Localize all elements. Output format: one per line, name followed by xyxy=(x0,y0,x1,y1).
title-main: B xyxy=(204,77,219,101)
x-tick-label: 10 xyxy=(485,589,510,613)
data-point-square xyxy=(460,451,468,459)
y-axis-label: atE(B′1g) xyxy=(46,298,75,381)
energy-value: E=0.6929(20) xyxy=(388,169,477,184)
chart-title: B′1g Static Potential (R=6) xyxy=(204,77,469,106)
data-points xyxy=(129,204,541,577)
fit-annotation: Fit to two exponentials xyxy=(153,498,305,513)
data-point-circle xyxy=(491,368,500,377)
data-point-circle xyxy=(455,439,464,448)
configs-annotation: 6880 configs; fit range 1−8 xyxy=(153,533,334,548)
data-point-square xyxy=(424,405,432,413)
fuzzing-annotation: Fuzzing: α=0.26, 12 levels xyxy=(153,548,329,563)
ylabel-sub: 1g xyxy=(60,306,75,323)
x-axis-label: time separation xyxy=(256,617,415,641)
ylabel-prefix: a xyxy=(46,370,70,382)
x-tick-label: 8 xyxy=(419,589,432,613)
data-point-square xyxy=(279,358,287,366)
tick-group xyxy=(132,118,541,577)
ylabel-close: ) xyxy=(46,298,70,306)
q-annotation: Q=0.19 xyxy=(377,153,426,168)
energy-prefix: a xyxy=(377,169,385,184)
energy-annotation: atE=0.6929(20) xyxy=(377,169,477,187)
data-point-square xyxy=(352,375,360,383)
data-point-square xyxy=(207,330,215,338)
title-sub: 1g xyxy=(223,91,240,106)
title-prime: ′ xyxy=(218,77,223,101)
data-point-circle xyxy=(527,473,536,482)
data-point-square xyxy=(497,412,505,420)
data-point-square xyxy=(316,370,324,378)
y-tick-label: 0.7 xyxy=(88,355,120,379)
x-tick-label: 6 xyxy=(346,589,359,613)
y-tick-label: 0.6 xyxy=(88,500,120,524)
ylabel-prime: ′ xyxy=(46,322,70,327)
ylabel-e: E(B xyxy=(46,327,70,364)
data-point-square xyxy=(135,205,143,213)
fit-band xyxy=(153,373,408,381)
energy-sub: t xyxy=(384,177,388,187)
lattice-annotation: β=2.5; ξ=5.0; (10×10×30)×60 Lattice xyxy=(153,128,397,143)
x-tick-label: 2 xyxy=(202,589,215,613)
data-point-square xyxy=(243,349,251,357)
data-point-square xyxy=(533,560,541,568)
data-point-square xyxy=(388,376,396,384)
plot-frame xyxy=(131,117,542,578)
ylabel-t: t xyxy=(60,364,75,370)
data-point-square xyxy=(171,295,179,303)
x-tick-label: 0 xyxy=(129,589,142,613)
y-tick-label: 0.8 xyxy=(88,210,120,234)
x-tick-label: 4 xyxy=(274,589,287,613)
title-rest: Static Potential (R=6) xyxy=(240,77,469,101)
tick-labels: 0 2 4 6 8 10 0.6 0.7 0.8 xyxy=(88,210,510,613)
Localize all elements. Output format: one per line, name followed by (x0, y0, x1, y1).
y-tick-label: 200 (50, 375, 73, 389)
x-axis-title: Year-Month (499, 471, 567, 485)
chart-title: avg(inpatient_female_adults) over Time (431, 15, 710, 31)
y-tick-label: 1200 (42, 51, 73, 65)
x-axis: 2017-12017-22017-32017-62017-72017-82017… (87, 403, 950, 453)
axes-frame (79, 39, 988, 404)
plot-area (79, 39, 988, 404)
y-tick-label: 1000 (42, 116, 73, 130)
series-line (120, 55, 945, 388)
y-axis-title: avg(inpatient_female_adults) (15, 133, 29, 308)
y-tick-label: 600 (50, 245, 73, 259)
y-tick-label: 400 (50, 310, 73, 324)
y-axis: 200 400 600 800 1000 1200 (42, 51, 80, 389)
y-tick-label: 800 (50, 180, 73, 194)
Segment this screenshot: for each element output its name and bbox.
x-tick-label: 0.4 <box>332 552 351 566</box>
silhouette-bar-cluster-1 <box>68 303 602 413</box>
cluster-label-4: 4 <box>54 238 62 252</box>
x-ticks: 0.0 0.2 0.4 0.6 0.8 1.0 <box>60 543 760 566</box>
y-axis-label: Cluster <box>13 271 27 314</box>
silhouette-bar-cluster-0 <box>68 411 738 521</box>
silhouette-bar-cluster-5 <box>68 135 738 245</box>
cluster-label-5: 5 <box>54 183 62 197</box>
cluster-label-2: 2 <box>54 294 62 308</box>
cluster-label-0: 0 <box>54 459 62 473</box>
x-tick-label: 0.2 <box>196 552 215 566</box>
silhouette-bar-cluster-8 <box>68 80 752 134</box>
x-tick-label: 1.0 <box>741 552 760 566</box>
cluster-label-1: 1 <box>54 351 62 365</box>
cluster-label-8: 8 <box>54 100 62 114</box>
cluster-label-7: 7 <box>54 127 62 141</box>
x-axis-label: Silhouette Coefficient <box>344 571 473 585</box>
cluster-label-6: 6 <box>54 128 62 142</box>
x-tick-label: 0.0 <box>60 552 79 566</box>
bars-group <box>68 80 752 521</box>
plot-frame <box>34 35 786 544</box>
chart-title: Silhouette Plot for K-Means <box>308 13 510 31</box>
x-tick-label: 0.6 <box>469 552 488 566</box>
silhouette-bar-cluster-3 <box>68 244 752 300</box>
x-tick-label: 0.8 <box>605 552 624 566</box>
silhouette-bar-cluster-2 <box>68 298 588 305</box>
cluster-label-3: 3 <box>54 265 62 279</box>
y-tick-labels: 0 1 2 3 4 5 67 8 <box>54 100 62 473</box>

────────────────────────────────────────

Copy every line of the records above, word for word, in the same order and with nothing changed.

Localize all elements. Output format: one per line, name followed by xyxy=(x0,y0,x1,y1).
title-main: B xyxy=(204,77,219,101)
x-tick-label: 10 xyxy=(485,589,510,613)
data-point-square xyxy=(460,451,468,459)
y-axis-label: atE(B′1g) xyxy=(46,298,75,381)
energy-value: E=0.6929(20) xyxy=(388,169,477,184)
chart-title: B′1g Static Potential (R=6) xyxy=(204,77,469,106)
data-points xyxy=(129,204,541,577)
fit-annotation: Fit to two exponentials xyxy=(153,498,305,513)
data-point-circle xyxy=(491,368,500,377)
data-point-circle xyxy=(455,439,464,448)
configs-annotation: 6880 configs; fit range 1−8 xyxy=(153,533,334,548)
data-point-square xyxy=(424,405,432,413)
fuzzing-annotation: Fuzzing: α=0.26, 12 levels xyxy=(153,548,329,563)
ylabel-sub: 1g xyxy=(60,306,75,323)
x-axis-label: time separation xyxy=(256,617,415,641)
ylabel-prefix: a xyxy=(46,370,70,382)
x-tick-label: 8 xyxy=(419,589,432,613)
data-point-square xyxy=(279,358,287,366)
tick-group xyxy=(132,118,541,577)
ylabel-close: ) xyxy=(46,298,70,306)
q-annotation: Q=0.19 xyxy=(377,153,426,168)
energy-prefix: a xyxy=(377,169,385,184)
energy-annotation: atE=0.6929(20) xyxy=(377,169,477,187)
data-point-square xyxy=(352,375,360,383)
data-point-square xyxy=(207,330,215,338)
title-sub: 1g xyxy=(223,91,240,106)
title-prime: ′ xyxy=(218,77,223,101)
data-point-circle xyxy=(527,473,536,482)
data-point-square xyxy=(497,412,505,420)
data-point-square xyxy=(316,370,324,378)
y-tick-label: 0.7 xyxy=(88,355,120,379)
x-tick-label: 6 xyxy=(346,589,359,613)
y-tick-label: 0.6 xyxy=(88,500,120,524)
ylabel-prime: ′ xyxy=(46,322,70,327)
ylabel-e: E(B xyxy=(46,327,70,364)
data-point-square xyxy=(135,205,143,213)
fit-band xyxy=(153,373,408,381)
energy-sub: t xyxy=(384,177,388,187)
lattice-annotation: β=2.5; ξ=5.0; (10×10×30)×60 Lattice xyxy=(153,128,397,143)
x-tick-label: 2 xyxy=(202,589,215,613)
data-point-square xyxy=(243,349,251,357)
data-point-square xyxy=(533,560,541,568)
data-point-square xyxy=(388,376,396,384)
plot-frame xyxy=(131,117,542,578)
ylabel-t: t xyxy=(60,364,75,370)
data-point-square xyxy=(171,295,179,303)
x-tick-label: 0 xyxy=(129,589,142,613)
y-tick-label: 0.8 xyxy=(88,210,120,234)
x-tick-label: 4 xyxy=(274,589,287,613)
title-rest: Static Potential (R=6) xyxy=(240,77,469,101)
tick-labels: 0 2 4 6 8 10 0.6 0.7 0.8 xyxy=(88,210,510,613)
Localize all elements. Output format: one per line, name followed by (x0, y0, x1, y1).
y-tick-label: 200 (50, 375, 73, 389)
x-axis-title: Year-Month (499, 471, 567, 485)
chart-title: avg(inpatient_female_adults) over Time (431, 15, 710, 31)
y-tick-label: 1200 (42, 51, 73, 65)
x-axis: 2017-12017-22017-32017-62017-72017-82017… (87, 403, 950, 453)
axes-frame (79, 39, 988, 404)
plot-area (79, 39, 988, 404)
y-tick-label: 1000 (42, 116, 73, 130)
series-line (120, 55, 945, 388)
y-axis-title: avg(inpatient_female_adults) (15, 133, 29, 308)
y-tick-label: 600 (50, 245, 73, 259)
y-tick-label: 400 (50, 310, 73, 324)
y-axis: 200 400 600 800 1000 1200 (42, 51, 80, 389)
y-tick-label: 800 (50, 180, 73, 194)
Segment this screenshot: for each element output its name and bbox.
x-tick-label: 0.4 <box>332 552 351 566</box>
silhouette-bar-cluster-1 <box>68 303 602 413</box>
cluster-label-4: 4 <box>54 238 62 252</box>
x-ticks: 0.0 0.2 0.4 0.6 0.8 1.0 <box>60 543 760 566</box>
y-axis-label: Cluster <box>13 271 27 314</box>
silhouette-bar-cluster-0 <box>68 411 738 521</box>
silhouette-bar-cluster-5 <box>68 135 738 245</box>
cluster-label-5: 5 <box>54 183 62 197</box>
cluster-label-2: 2 <box>54 294 62 308</box>
cluster-label-0: 0 <box>54 459 62 473</box>
x-tick-label: 0.2 <box>196 552 215 566</box>
silhouette-bar-cluster-8 <box>68 80 752 134</box>
x-tick-label: 1.0 <box>741 552 760 566</box>
cluster-label-1: 1 <box>54 351 62 365</box>
cluster-label-8: 8 <box>54 100 62 114</box>
cluster-label-7: 7 <box>54 127 62 141</box>
x-axis-label: Silhouette Coefficient <box>344 571 473 585</box>
cluster-label-6: 6 <box>54 128 62 142</box>
x-tick-label: 0.0 <box>60 552 79 566</box>
bars-group <box>68 80 752 521</box>
plot-frame <box>34 35 786 544</box>
chart-title: Silhouette Plot for K-Means <box>308 13 510 31</box>
x-tick-label: 0.6 <box>469 552 488 566</box>
silhouette-bar-cluster-3 <box>68 244 752 300</box>
x-tick-label: 0.8 <box>605 552 624 566</box>
silhouette-bar-cluster-2 <box>68 298 588 305</box>
cluster-label-3: 3 <box>54 265 62 279</box>
y-tick-labels: 0 1 2 3 4 5 67 8 <box>54 100 62 473</box>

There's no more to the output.